+++ Material provided
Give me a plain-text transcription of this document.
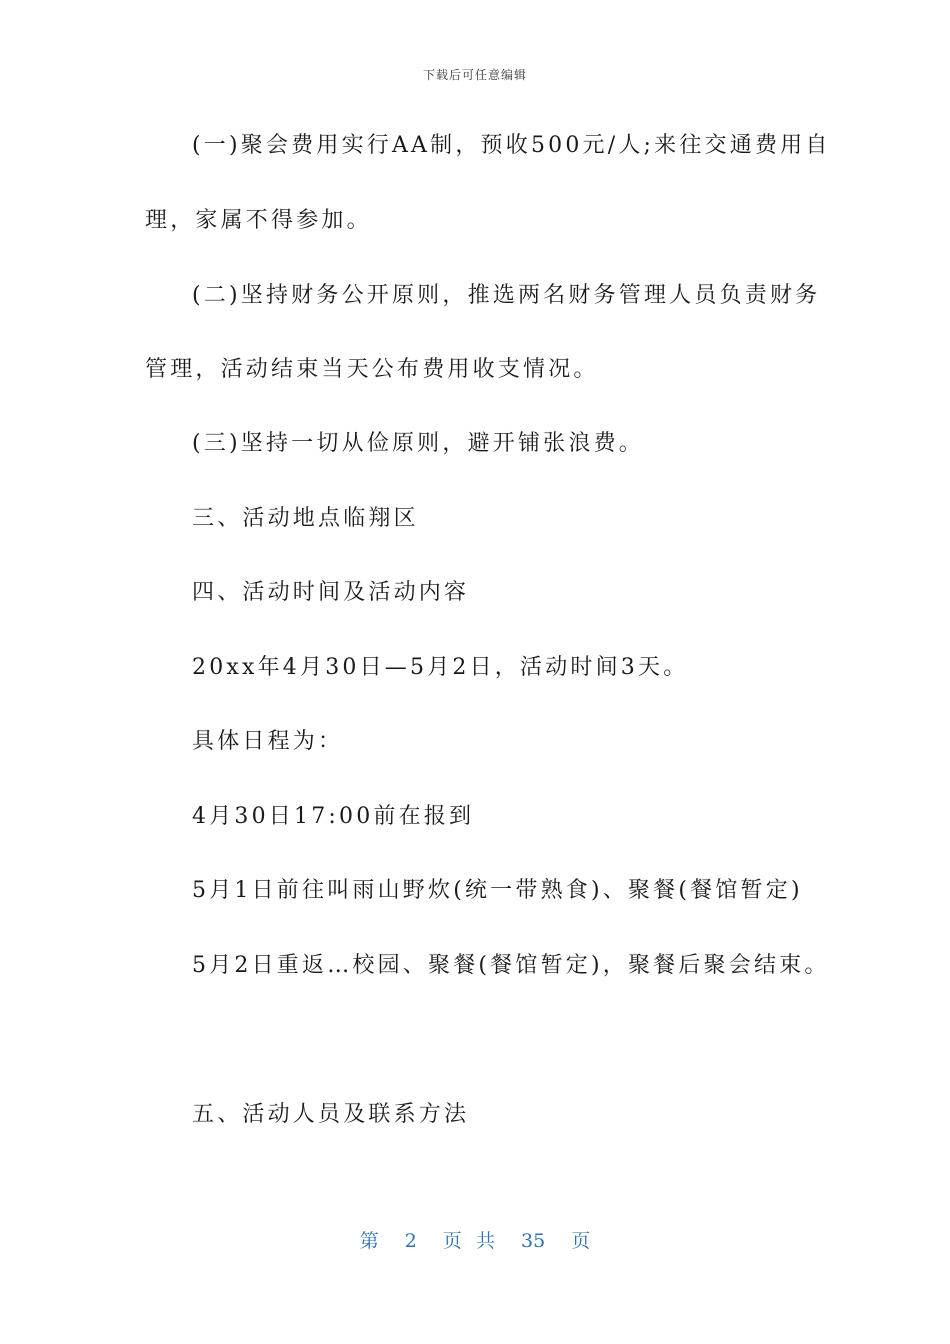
下载后可任意编辑
(一)聚会费用实行AA制，预收500元/人;来往交通费用自
理，家属不得参加。
(二)坚持财务公开原则，推选两名财务管理人员负责财务
管理，活动结束当天公布费用收支情况。
(三)坚持一切从俭原则，避开铺张浪费。
三、活动地点临翔区
四、活动时间及活动内容
20xx年4月30日—5月2日，活动时间3天。
具体日程为：
4月30日17:00前在报到
5月1日前往叫雨山野炊(统一带熟食)、聚餐(餐馆暂定)
5月2日重返…校园、聚餐(餐馆暂定)，聚餐后聚会结束。
五、活动人员及联系方法
第 2 页 共 35 页
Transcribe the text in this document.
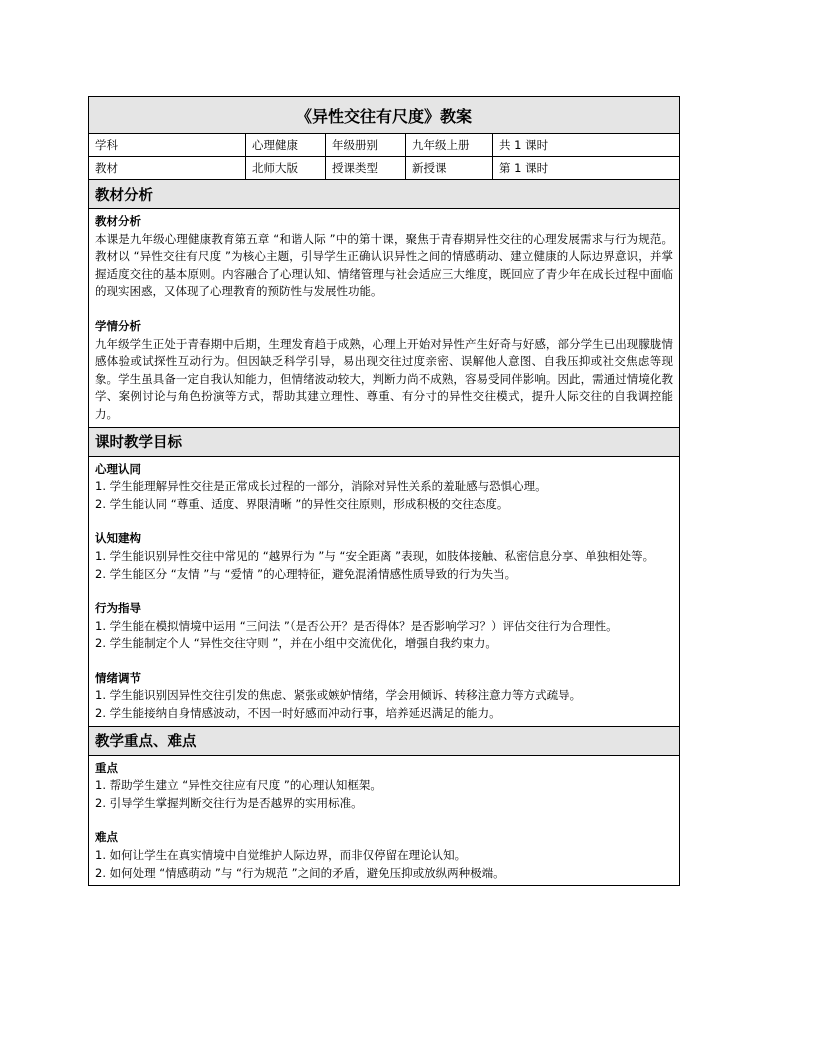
《异性交往有尺度》教案
学科	心理健康	年级册别	九年级上册	共 1 课时
教材	北师大版	授课类型	新授课	第 1 课时
教材分析
教材分析

本课是九年级心理健康教育第五章 “和谐人际 ”中的第十课，聚焦于青春期异性交往的心理发展需求与行为规范。教材以 “异性交往有尺度 ”为核心主题，引导学生正确认识异性之间的情感萌动、建立健康的人际边界意识，并掌握适度交往的基本原则。内容融合了心理认知、情绪管理与社会适应三大维度，既回应了青少年在成长过程中面临的现实困惑，又体现了心理教育的预防性与发展性功能。

学情分析

九年级学生正处于青春期中后期，生理发育趋于成熟，心理上开始对异性产生好奇与好感，部分学生已出现朦胧情感体验或试探性互动行为。但因缺乏科学引导，易出现交往过度亲密、误解他人意图、自我压抑或社交焦虑等现象。学生虽具备一定自我认知能力，但情绪波动较大，判断力尚不成熟，容易受同伴影响。因此，需通过情境化教学、案例讨论与角色扮演等方式，帮助其建立理性、尊重、有分寸的异性交往模式，提升人际交往的自我调控能力。

课时教学目标
心理认同
1. 学生能理解异性交往是正常成长过程的一部分，消除对异性关系的羞耻感与恐惧心理。
2. 学生能认同 “尊重、适度、界限清晰 ”的异性交往原则，形成积极的交往态度。
认知建构
1. 学生能识别异性交往中常见的 “越界行为 ”与 “安全距离 ”表现，如肢体接触、私密信息分享、单独相处等。
2. 学生能区分 “友情 ”与 “爱情 ”的心理特征，避免混淆情感性质导致的行为失当。
行为指导
1. 学生能在模拟情境中运用 “三问法 ”（是否公开？是否得体？是否影响学习？）评估交往行为合理性。
2. 学生能制定个人 “异性交往守则 ”，并在小组中交流优化，增强自我约束力。
情绪调节
1. 学生能识别因异性交往引发的焦虑、紧张或嫉妒情绪，学会用倾诉、转移注意力等方式疏导。
2. 学生能接纳自身情感波动，不因一时好感而冲动行事，培养延迟满足的能力。
教学重点、难点
重点
1. 帮助学生建立 “异性交往应有尺度 ”的心理认知框架。
2. 引导学生掌握判断交往行为是否越界的实用标准。
难点
1. 如何让学生在真实情境中自觉维护人际边界，而非仅停留在理论认知。
2. 如何处理 “情感萌动 ”与 “行为规范 ”之间的矛盾，避免压抑或放纵两种极端。
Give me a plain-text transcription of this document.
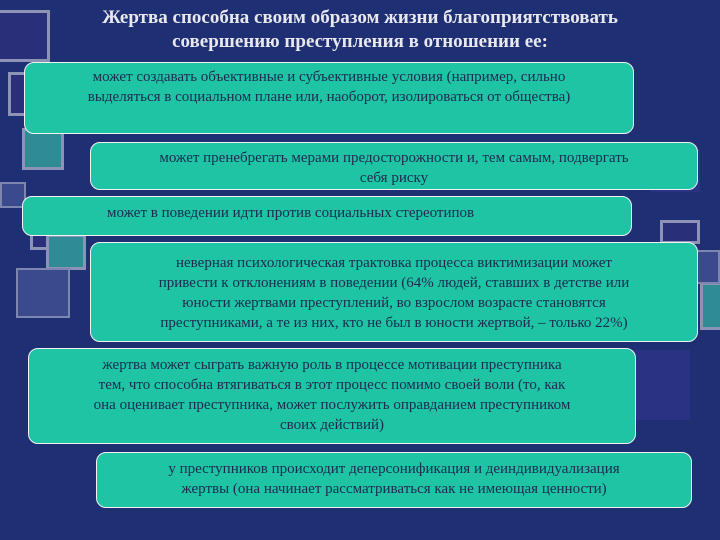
Жертва способна своим образом жизни благоприятствовать
совершению преступления в отношении ее:
может создавать объективные и субъективные условия (например, сильно
выделяться в социальном плане или, наоборот, изолироваться от общества)
может пренебрегать мерами предосторожности и, тем самым, подвергать
себя риску
может в поведении идти против социальных стереотипов
неверная психологическая трактовка процесса виктимизации может
привести к отклонениям в поведении (64% людей, ставших в детстве или
юности жертвами преступлений, во взрослом возрасте становятся
преступниками, а те из них, кто не был в юности жертвой, – только 22%)
жертва может сыграть важную роль в процессе мотивации преступника
тем, что способна втягиваться в этот процесс помимо своей воли (то, как
она оценивает преступника, может послужить оправданием преступником
своих действий)
у преступников происходит деперсонификация и деиндивидуализация
жертвы (она начинает рассматриваться как не имеющая ценности)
++++++
## Problem to solve
Copy the listing over exactly, skipping the pictures it holds.

## Result
Give me a plain-text transcription of this document.
下载后可任意编辑
(一)聚会费用实行AA制，预收500元/人;来往交通费用自
理，家属不得参加。
(二)坚持财务公开原则，推选两名财务管理人员负责财务
管理，活动结束当天公布费用收支情况。
(三)坚持一切从俭原则，避开铺张浪费。
三、活动地点临翔区
四、活动时间及活动内容
20xx年4月30日—5月2日，活动时间3天。
具体日程为：
4月30日17:00前在报到
5月1日前往叫雨山野炊(统一带熟食)、聚餐(餐馆暂定)
5月2日重返…校园、聚餐(餐馆暂定)，聚餐后聚会结束。
五、活动人员及联系方法
第 2 页 共 35 页
Transcribe the text in this document.
《异性交往有尺度》教案
学科	心理健康	年级册别	九年级上册	共 1 课时
教材	北师大版	授课类型	新授课	第 1 课时
教材分析
教材分析

本课是九年级心理健康教育第五章 “和谐人际 ”中的第十课，聚焦于青春期异性交往的心理发展需求与行为规范。教材以 “异性交往有尺度 ”为核心主题，引导学生正确认识异性之间的情感萌动、建立健康的人际边界意识，并掌握适度交往的基本原则。内容融合了心理认知、情绪管理与社会适应三大维度，既回应了青少年在成长过程中面临的现实困惑，又体现了心理教育的预防性与发展性功能。

学情分析

九年级学生正处于青春期中后期，生理发育趋于成熟，心理上开始对异性产生好奇与好感，部分学生已出现朦胧情感体验或试探性互动行为。但因缺乏科学引导，易出现交往过度亲密、误解他人意图、自我压抑或社交焦虑等现象。学生虽具备一定自我认知能力，但情绪波动较大，判断力尚不成熟，容易受同伴影响。因此，需通过情境化教学、案例讨论与角色扮演等方式，帮助其建立理性、尊重、有分寸的异性交往模式，提升人际交往的自我调控能力。

课时教学目标
心理认同
1. 学生能理解异性交往是正常成长过程的一部分，消除对异性关系的羞耻感与恐惧心理。
2. 学生能认同 “尊重、适度、界限清晰 ”的异性交往原则，形成积极的交往态度。
认知建构
1. 学生能识别异性交往中常见的 “越界行为 ”与 “安全距离 ”表现，如肢体接触、私密信息分享、单独相处等。
2. 学生能区分 “友情 ”与 “爱情 ”的心理特征，避免混淆情感性质导致的行为失当。
行为指导
1. 学生能在模拟情境中运用 “三问法 ”（是否公开？是否得体？是否影响学习？）评估交往行为合理性。
2. 学生能制定个人 “异性交往守则 ”，并在小组中交流优化，增强自我约束力。
情绪调节
1. 学生能识别因异性交往引发的焦虑、紧张或嫉妒情绪，学会用倾诉、转移注意力等方式疏导。
2. 学生能接纳自身情感波动，不因一时好感而冲动行事，培养延迟满足的能力。
教学重点、难点
重点
1. 帮助学生建立 “异性交往应有尺度 ”的心理认知框架。
2. 引导学生掌握判断交往行为是否越界的实用标准。
难点
1. 如何让学生在真实情境中自觉维护人际边界，而非仅停留在理论认知。
2. 如何处理 “情感萌动 ”与 “行为规范 ”之间的矛盾，避免压抑或放纵两种极端。
Give me a plain-text transcription of this document.
Жертва способна своим образом жизни благоприятствовать
совершению преступления в отношении ее:
может создавать объективные и субъективные условия (например, сильно
выделяться в социальном плане или, наоборот, изолироваться от общества)
может пренебрегать мерами предосторожности и, тем самым, подвергать
себя риску
может в поведении идти против социальных стереотипов
неверная психологическая трактовка процесса виктимизации может
привести к отклонениям в поведении (64% людей, ставших в детстве или
юности жертвами преступлений, во взрослом возрасте становятся
преступниками, а те из них, кто не был в юности жертвой, – только 22%)
жертва может сыграть важную роль в процессе мотивации преступника
тем, что способна втягиваться в этот процесс помимо своей воли (то, как
она оценивает преступника, может послужить оправданием преступником
своих действий)
у преступников происходит деперсонификация и деиндивидуализация
жертвы (она начинает рассматриваться как не имеющая ценности)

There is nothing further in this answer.